Goal: Check each line of the records below for the word "حسين" and copy those where it appears.

Stored records

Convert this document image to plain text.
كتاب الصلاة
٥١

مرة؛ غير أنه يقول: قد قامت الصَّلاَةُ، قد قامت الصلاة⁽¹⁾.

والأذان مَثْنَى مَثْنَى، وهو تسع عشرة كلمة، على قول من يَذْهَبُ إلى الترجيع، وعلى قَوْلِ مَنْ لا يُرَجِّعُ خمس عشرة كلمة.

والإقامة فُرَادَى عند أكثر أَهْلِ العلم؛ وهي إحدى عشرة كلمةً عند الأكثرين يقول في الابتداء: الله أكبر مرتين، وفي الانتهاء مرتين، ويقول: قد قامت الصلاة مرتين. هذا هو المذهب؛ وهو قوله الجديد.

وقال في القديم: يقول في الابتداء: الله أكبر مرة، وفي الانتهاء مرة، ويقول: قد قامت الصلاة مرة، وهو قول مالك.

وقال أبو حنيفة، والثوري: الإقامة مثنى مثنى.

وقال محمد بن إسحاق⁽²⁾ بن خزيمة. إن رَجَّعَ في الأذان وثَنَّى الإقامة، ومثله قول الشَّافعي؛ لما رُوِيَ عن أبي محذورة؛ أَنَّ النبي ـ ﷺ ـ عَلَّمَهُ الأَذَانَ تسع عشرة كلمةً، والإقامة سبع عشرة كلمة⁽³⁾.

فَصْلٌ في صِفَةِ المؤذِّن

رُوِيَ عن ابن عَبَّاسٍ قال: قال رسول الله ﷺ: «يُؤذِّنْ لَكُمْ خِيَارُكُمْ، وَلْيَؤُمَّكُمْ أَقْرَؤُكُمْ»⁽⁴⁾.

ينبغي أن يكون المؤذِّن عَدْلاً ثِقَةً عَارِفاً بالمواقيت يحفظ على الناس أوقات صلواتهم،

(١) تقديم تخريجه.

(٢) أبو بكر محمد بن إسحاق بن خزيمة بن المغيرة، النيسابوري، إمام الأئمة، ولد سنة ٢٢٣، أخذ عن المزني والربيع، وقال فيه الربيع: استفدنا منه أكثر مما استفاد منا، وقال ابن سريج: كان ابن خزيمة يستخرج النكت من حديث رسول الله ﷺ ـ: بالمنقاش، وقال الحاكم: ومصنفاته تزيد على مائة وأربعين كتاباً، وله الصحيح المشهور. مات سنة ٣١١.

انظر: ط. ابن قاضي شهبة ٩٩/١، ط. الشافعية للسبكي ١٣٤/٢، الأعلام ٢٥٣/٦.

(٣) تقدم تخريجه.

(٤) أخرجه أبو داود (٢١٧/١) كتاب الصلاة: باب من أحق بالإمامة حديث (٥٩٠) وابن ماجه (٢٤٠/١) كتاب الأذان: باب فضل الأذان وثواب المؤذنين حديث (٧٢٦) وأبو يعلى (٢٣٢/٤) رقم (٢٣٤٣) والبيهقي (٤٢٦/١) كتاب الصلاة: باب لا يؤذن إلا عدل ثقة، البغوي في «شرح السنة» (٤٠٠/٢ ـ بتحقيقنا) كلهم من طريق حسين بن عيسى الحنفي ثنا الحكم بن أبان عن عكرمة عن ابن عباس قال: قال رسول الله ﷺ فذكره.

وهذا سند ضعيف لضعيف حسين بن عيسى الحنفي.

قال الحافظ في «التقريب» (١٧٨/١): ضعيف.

Solution to the problem:
(٤) أخرجه أبو داود (٢١٧/١) كتاب الصلاة: باب من أحق بالإمامة حديث (٥٩٠) وابن ماجه (٢٤٠/١) كتاب الأذان: باب فضل الأذان وثواب المؤذنين حديث (٧٢٦) وأبو يعلى (٢٣٢/٤) رقم (٢٣٤٣) والبيهقي (٤٢٦/١) كتاب الصلاة: باب لا يؤذن إلا عدل ثقة، البغوي في «شرح السنة» (٤٠٠/٢ ـ بتحقيقنا) كلهم من طريق حسين بن عيسى الحنفي ثنا الحكم بن أبان عن عكرمة عن ابن عباس قال: قال رسول الله ﷺ فذكره.
وهذا سند ضعيف لضعيف حسين بن عيسى الحنفي.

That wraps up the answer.